Dataset items:

## start

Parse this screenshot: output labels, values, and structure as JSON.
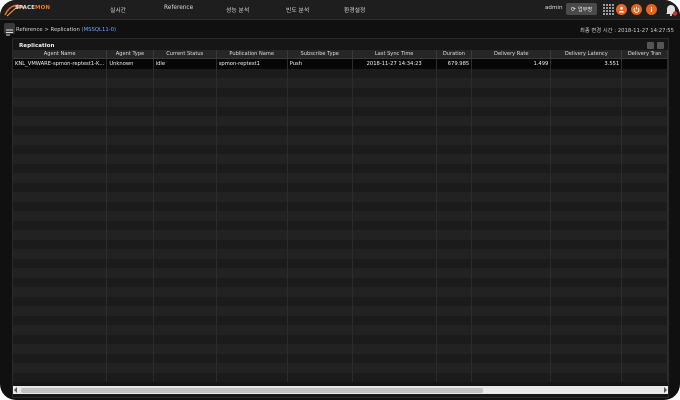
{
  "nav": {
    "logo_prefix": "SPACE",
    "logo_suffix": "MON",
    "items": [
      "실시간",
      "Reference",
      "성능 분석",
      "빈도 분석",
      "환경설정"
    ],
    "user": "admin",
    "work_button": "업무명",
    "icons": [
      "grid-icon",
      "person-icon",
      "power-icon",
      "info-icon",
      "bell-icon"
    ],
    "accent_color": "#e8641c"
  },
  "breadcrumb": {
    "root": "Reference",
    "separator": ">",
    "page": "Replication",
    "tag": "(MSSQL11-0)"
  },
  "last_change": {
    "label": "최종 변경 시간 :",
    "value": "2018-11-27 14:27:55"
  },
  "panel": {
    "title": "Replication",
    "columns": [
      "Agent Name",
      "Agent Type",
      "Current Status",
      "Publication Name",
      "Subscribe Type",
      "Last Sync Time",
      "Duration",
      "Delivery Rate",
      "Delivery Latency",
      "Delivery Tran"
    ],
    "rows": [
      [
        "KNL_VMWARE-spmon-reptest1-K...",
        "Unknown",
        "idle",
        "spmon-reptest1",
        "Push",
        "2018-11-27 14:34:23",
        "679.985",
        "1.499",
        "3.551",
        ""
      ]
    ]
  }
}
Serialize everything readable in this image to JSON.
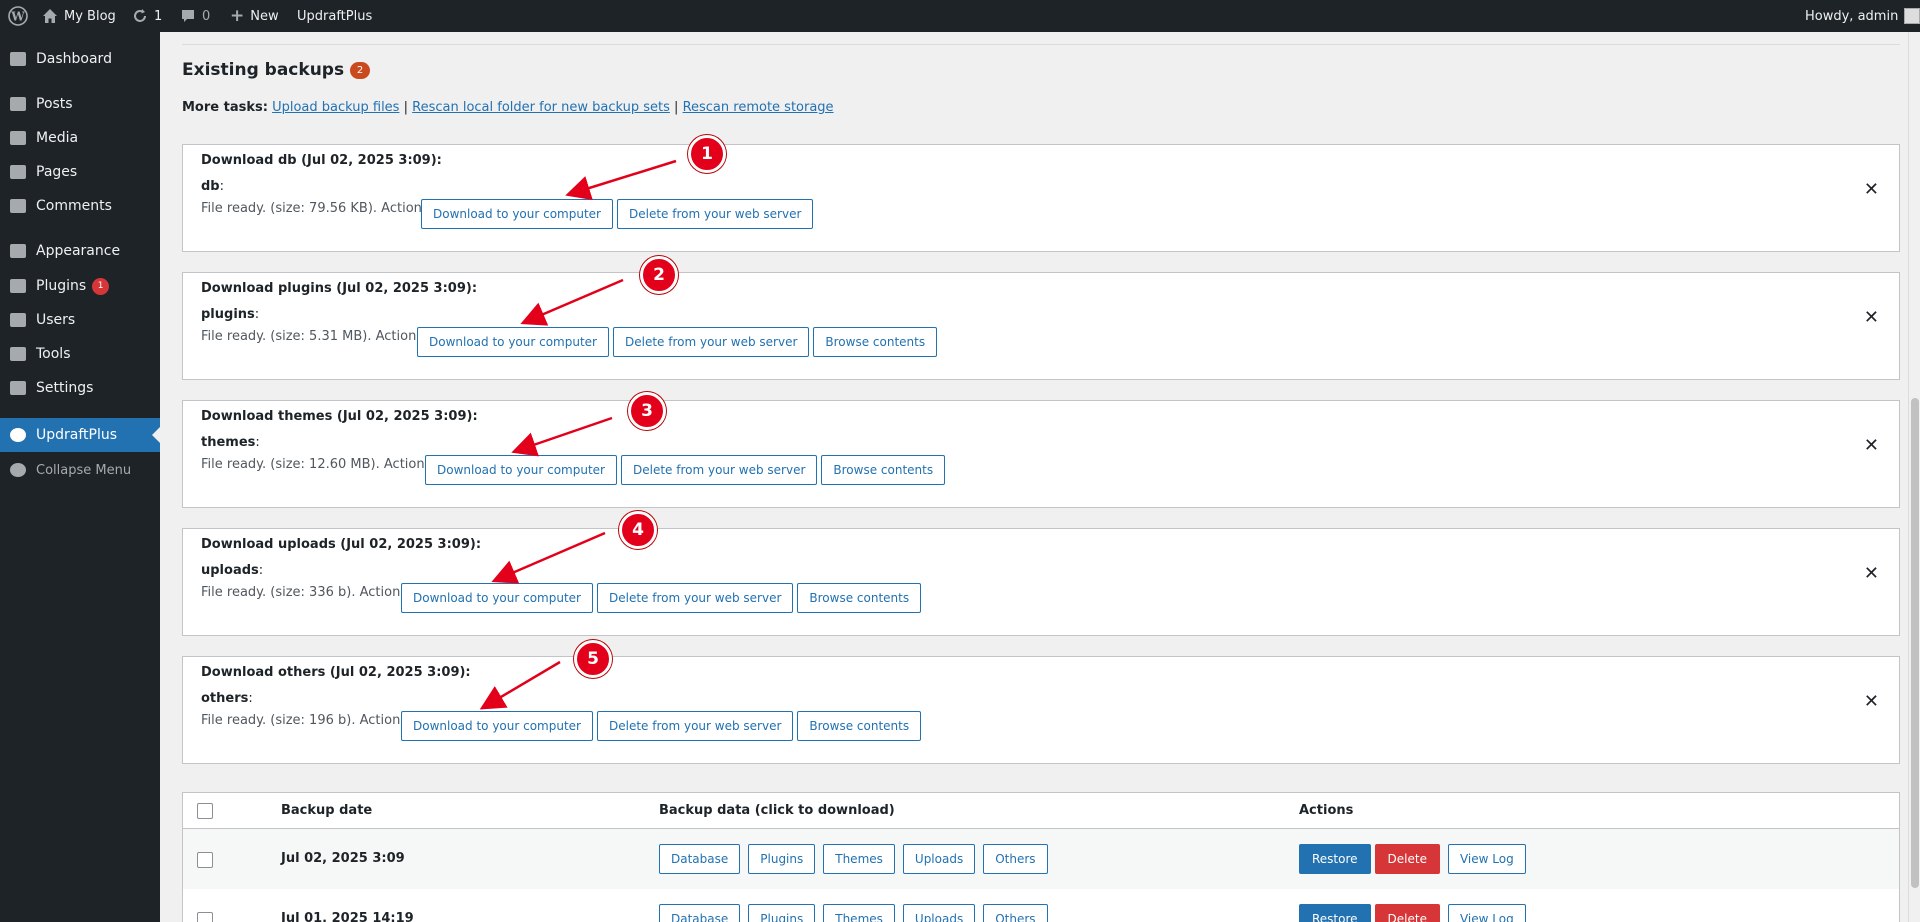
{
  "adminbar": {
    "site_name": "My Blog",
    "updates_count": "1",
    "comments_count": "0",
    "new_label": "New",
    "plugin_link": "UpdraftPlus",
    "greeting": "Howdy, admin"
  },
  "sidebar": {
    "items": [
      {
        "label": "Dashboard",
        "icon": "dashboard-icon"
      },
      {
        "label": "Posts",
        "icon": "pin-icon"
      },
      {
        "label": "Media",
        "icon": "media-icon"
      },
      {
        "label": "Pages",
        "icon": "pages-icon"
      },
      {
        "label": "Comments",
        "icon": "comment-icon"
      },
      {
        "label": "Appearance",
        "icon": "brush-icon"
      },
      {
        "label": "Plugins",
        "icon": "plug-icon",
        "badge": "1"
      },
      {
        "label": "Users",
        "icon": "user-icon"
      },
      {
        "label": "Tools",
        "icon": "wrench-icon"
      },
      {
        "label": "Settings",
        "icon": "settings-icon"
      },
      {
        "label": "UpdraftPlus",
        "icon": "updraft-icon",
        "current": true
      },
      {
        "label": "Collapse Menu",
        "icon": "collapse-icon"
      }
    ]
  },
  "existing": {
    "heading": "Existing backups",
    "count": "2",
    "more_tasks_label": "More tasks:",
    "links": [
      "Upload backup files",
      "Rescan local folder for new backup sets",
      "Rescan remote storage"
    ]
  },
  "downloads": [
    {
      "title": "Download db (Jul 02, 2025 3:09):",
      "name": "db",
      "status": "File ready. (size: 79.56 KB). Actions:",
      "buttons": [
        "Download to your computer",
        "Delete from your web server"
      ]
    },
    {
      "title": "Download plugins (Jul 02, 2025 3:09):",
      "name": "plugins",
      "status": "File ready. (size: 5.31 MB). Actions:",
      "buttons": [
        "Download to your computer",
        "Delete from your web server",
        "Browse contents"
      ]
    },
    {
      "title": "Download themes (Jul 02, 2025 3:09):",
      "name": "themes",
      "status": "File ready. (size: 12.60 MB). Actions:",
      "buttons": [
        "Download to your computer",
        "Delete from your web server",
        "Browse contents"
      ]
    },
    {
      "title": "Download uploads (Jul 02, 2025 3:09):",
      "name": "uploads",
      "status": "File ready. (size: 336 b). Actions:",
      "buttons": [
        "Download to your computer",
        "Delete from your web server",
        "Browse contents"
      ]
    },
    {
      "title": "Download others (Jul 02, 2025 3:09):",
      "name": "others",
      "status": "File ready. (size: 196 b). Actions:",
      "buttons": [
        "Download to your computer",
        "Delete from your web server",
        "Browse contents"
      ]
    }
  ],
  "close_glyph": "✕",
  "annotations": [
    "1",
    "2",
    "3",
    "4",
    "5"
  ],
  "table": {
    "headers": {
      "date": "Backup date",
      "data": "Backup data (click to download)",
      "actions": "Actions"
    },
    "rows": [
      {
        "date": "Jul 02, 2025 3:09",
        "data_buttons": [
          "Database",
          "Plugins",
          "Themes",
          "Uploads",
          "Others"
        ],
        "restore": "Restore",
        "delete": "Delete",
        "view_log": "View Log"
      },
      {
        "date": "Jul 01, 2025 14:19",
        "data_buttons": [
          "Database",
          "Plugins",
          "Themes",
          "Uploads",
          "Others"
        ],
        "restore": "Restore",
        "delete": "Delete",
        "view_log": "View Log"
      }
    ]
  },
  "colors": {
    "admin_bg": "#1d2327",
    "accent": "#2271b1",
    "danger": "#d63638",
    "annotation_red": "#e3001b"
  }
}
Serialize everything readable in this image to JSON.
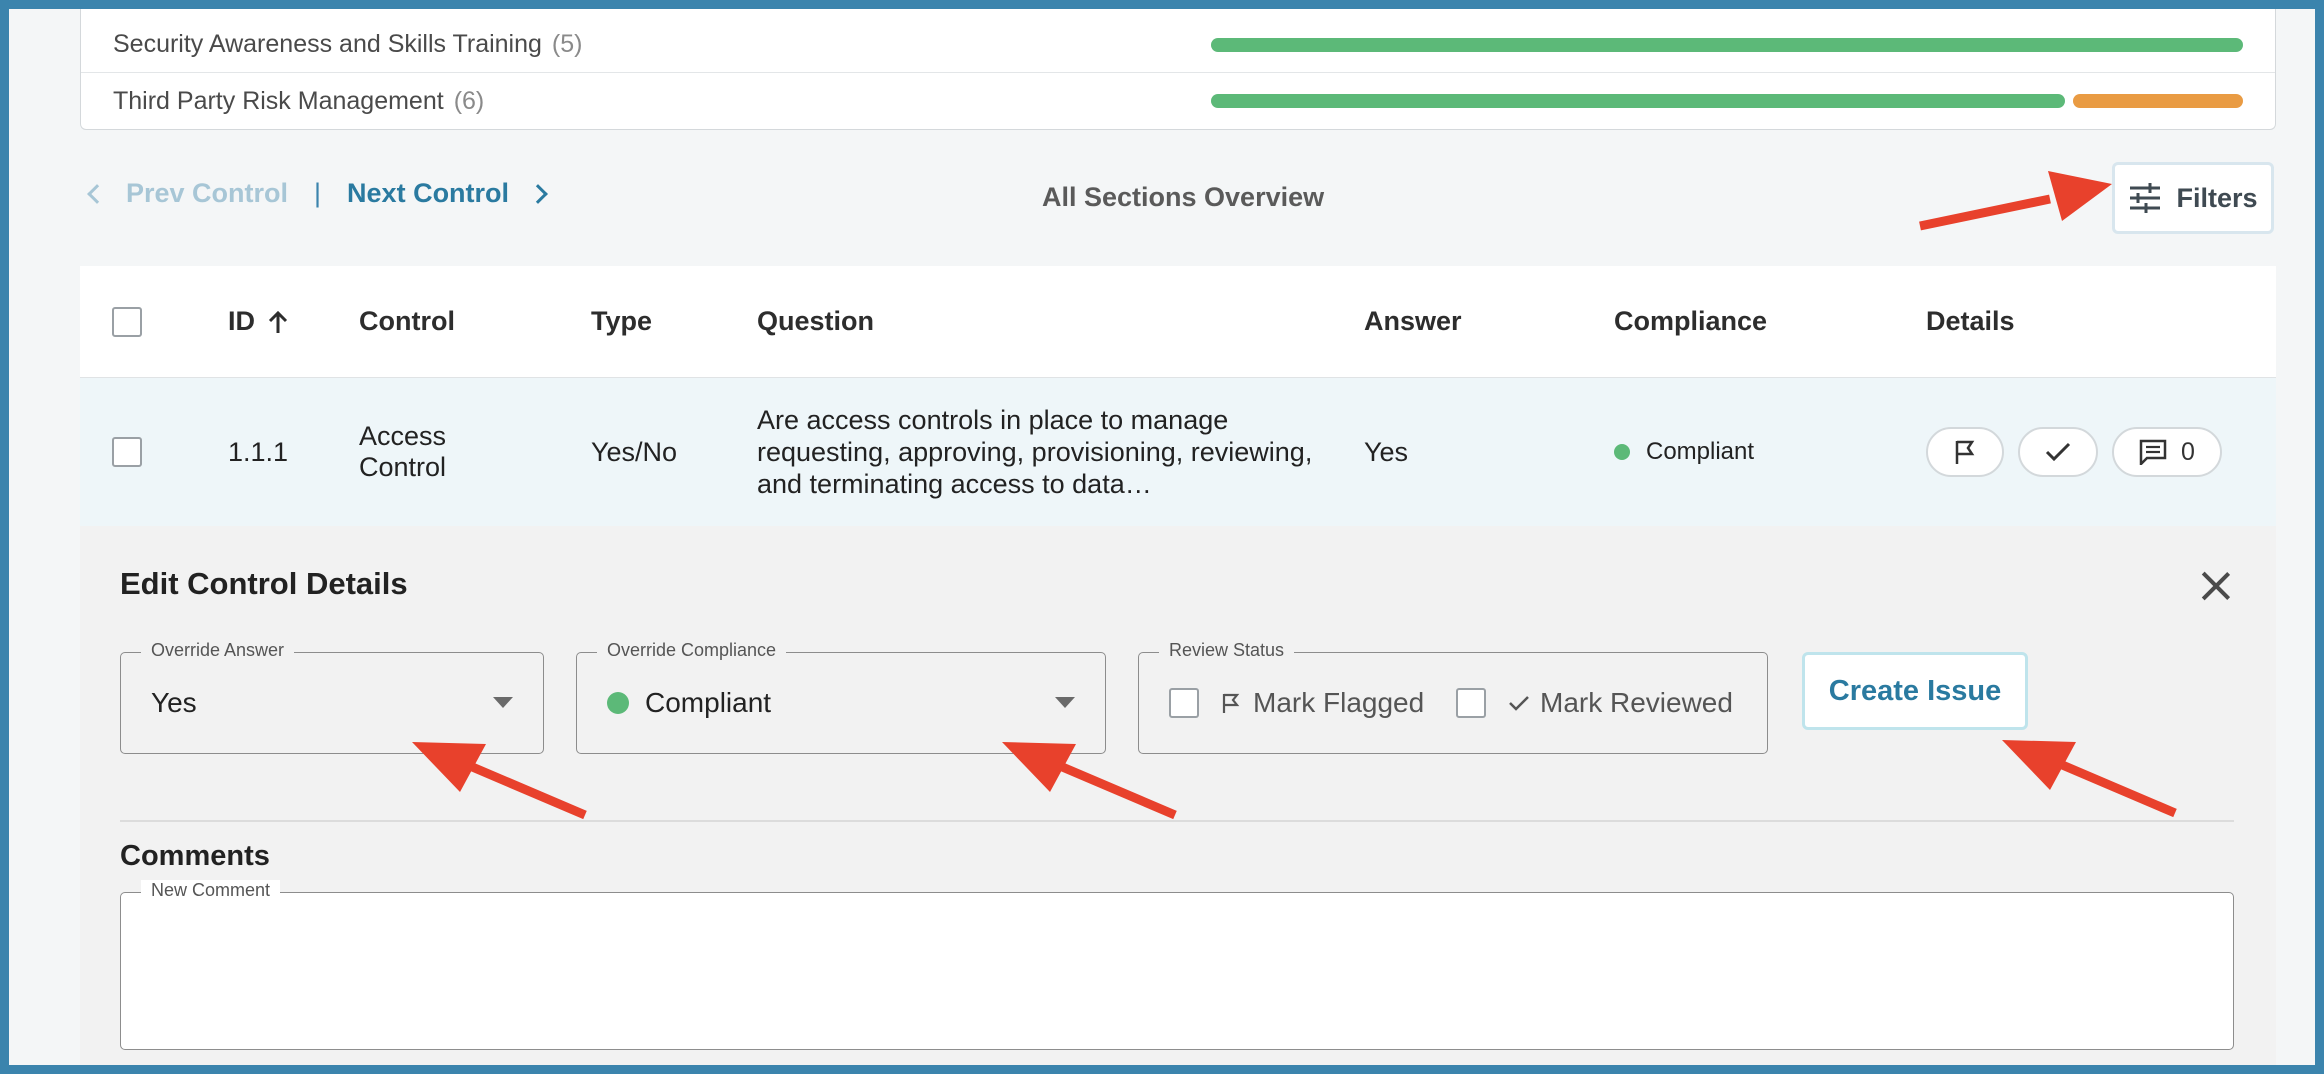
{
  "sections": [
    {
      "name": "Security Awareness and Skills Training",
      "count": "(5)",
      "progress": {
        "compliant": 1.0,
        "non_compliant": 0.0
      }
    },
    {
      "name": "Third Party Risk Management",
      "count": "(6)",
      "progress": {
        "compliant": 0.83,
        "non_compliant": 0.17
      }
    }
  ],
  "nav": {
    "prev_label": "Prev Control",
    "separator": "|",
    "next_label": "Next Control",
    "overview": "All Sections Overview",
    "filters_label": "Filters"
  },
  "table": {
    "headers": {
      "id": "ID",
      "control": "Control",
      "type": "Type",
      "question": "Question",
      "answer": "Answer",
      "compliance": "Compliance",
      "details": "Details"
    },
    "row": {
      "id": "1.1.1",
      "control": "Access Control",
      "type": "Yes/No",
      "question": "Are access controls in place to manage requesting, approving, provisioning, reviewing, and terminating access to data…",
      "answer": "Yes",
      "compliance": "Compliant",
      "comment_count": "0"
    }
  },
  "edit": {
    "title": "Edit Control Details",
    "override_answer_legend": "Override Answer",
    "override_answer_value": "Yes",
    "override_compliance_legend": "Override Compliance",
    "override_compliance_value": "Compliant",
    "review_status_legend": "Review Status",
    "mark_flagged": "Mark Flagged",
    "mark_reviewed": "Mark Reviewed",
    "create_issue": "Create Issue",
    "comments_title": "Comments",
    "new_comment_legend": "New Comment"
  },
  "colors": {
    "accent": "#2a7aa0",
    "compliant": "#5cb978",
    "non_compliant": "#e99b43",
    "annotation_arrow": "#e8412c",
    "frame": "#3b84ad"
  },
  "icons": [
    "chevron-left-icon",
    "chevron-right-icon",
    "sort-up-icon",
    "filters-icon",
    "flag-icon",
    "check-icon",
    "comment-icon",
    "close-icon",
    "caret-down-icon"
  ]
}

## end

#### Exercise objective
Quote the data above in full, leaving out the pictures it holds.

#### Exercise result
Parse this screenshot: output labels, values, and structure as JSON.
{
  "nav": {
    "logo_prefix": "SPACE",
    "logo_suffix": "MON",
    "items": [
      "실시간",
      "Reference",
      "성능 분석",
      "빈도 분석",
      "환경설정"
    ],
    "user": "admin",
    "work_button": "업무명",
    "icons": [
      "grid-icon",
      "person-icon",
      "power-icon",
      "info-icon",
      "bell-icon"
    ],
    "accent_color": "#e8641c"
  },
  "breadcrumb": {
    "root": "Reference",
    "separator": ">",
    "page": "Replication",
    "tag": "(MSSQL11-0)"
  },
  "last_change": {
    "label": "최종 변경 시간 :",
    "value": "2018-11-27 14:27:55"
  },
  "panel": {
    "title": "Replication",
    "columns": [
      "Agent Name",
      "Agent Type",
      "Current Status",
      "Publication Name",
      "Subscribe Type",
      "Last Sync Time",
      "Duration",
      "Delivery Rate",
      "Delivery Latency",
      "Delivery Tran"
    ],
    "rows": [
      [
        "KNL_VMWARE-spmon-reptest1-K...",
        "Unknown",
        "idle",
        "spmon-reptest1",
        "Push",
        "2018-11-27 14:34:23",
        "679.985",
        "1.499",
        "3.551",
        ""
      ]
    ]
  }
}
Serialize everything readable in this image to JSON.
{
  "adminbar": {
    "site_name": "My Blog",
    "updates_count": "1",
    "comments_count": "0",
    "new_label": "New",
    "plugin_link": "UpdraftPlus",
    "greeting": "Howdy, admin"
  },
  "sidebar": {
    "items": [
      {
        "label": "Dashboard",
        "icon": "dashboard-icon"
      },
      {
        "label": "Posts",
        "icon": "pin-icon"
      },
      {
        "label": "Media",
        "icon": "media-icon"
      },
      {
        "label": "Pages",
        "icon": "pages-icon"
      },
      {
        "label": "Comments",
        "icon": "comment-icon"
      },
      {
        "label": "Appearance",
        "icon": "brush-icon"
      },
      {
        "label": "Plugins",
        "icon": "plug-icon",
        "badge": "1"
      },
      {
        "label": "Users",
        "icon": "user-icon"
      },
      {
        "label": "Tools",
        "icon": "wrench-icon"
      },
      {
        "label": "Settings",
        "icon": "settings-icon"
      },
      {
        "label": "UpdraftPlus",
        "icon": "updraft-icon",
        "current": true
      },
      {
        "label": "Collapse Menu",
        "icon": "collapse-icon"
      }
    ]
  },
  "existing": {
    "heading": "Existing backups",
    "count": "2",
    "more_tasks_label": "More tasks:",
    "links": [
      "Upload backup files",
      "Rescan local folder for new backup sets",
      "Rescan remote storage"
    ]
  },
  "downloads": [
    {
      "title": "Download db (Jul 02, 2025 3:09):",
      "name": "db",
      "status": "File ready. (size: 79.56 KB). Actions:",
      "buttons": [
        "Download to your computer",
        "Delete from your web server"
      ]
    },
    {
      "title": "Download plugins (Jul 02, 2025 3:09):",
      "name": "plugins",
      "status": "File ready. (size: 5.31 MB). Actions:",
      "buttons": [
        "Download to your computer",
        "Delete from your web server",
        "Browse contents"
      ]
    },
    {
      "title": "Download themes (Jul 02, 2025 3:09):",
      "name": "themes",
      "status": "File ready. (size: 12.60 MB). Actions:",
      "buttons": [
        "Download to your computer",
        "Delete from your web server",
        "Browse contents"
      ]
    },
    {
      "title": "Download uploads (Jul 02, 2025 3:09):",
      "name": "uploads",
      "status": "File ready. (size: 336 b). Actions:",
      "buttons": [
        "Download to your computer",
        "Delete from your web server",
        "Browse contents"
      ]
    },
    {
      "title": "Download others (Jul 02, 2025 3:09):",
      "name": "others",
      "status": "File ready. (size: 196 b). Actions:",
      "buttons": [
        "Download to your computer",
        "Delete from your web server",
        "Browse contents"
      ]
    }
  ],
  "close_glyph": "✕",
  "annotations": [
    "1",
    "2",
    "3",
    "4",
    "5"
  ],
  "table": {
    "headers": {
      "date": "Backup date",
      "data": "Backup data (click to download)",
      "actions": "Actions"
    },
    "rows": [
      {
        "date": "Jul 02, 2025 3:09",
        "data_buttons": [
          "Database",
          "Plugins",
          "Themes",
          "Uploads",
          "Others"
        ],
        "restore": "Restore",
        "delete": "Delete",
        "view_log": "View Log"
      },
      {
        "date": "Jul 01, 2025 14:19",
        "data_buttons": [
          "Database",
          "Plugins",
          "Themes",
          "Uploads",
          "Others"
        ],
        "restore": "Restore",
        "delete": "Delete",
        "view_log": "View Log"
      }
    ]
  },
  "colors": {
    "admin_bg": "#1d2327",
    "accent": "#2271b1",
    "danger": "#d63638",
    "annotation_red": "#e3001b"
  }
}
Serialize everything readable in this image to JSON.
{
  "sections": [
    {
      "name": "Security Awareness and Skills Training",
      "count": "(5)",
      "progress": {
        "compliant": 1.0,
        "non_compliant": 0.0
      }
    },
    {
      "name": "Third Party Risk Management",
      "count": "(6)",
      "progress": {
        "compliant": 0.83,
        "non_compliant": 0.17
      }
    }
  ],
  "nav": {
    "prev_label": "Prev Control",
    "separator": "|",
    "next_label": "Next Control",
    "overview": "All Sections Overview",
    "filters_label": "Filters"
  },
  "table": {
    "headers": {
      "id": "ID",
      "control": "Control",
      "type": "Type",
      "question": "Question",
      "answer": "Answer",
      "compliance": "Compliance",
      "details": "Details"
    },
    "row": {
      "id": "1.1.1",
      "control": "Access Control",
      "type": "Yes/No",
      "question": "Are access controls in place to manage requesting, approving, provisioning, reviewing, and terminating access to data…",
      "answer": "Yes",
      "compliance": "Compliant",
      "comment_count": "0"
    }
  },
  "edit": {
    "title": "Edit Control Details",
    "override_answer_legend": "Override Answer",
    "override_answer_value": "Yes",
    "override_compliance_legend": "Override Compliance",
    "override_compliance_value": "Compliant",
    "review_status_legend": "Review Status",
    "mark_flagged": "Mark Flagged",
    "mark_reviewed": "Mark Reviewed",
    "create_issue": "Create Issue",
    "comments_title": "Comments",
    "new_comment_legend": "New Comment"
  },
  "colors": {
    "accent": "#2a7aa0",
    "compliant": "#5cb978",
    "non_compliant": "#e99b43",
    "annotation_arrow": "#e8412c",
    "frame": "#3b84ad"
  },
  "icons": [
    "chevron-left-icon",
    "chevron-right-icon",
    "sort-up-icon",
    "filters-icon",
    "flag-icon",
    "check-icon",
    "comment-icon",
    "close-icon",
    "caret-down-icon"
  ]
}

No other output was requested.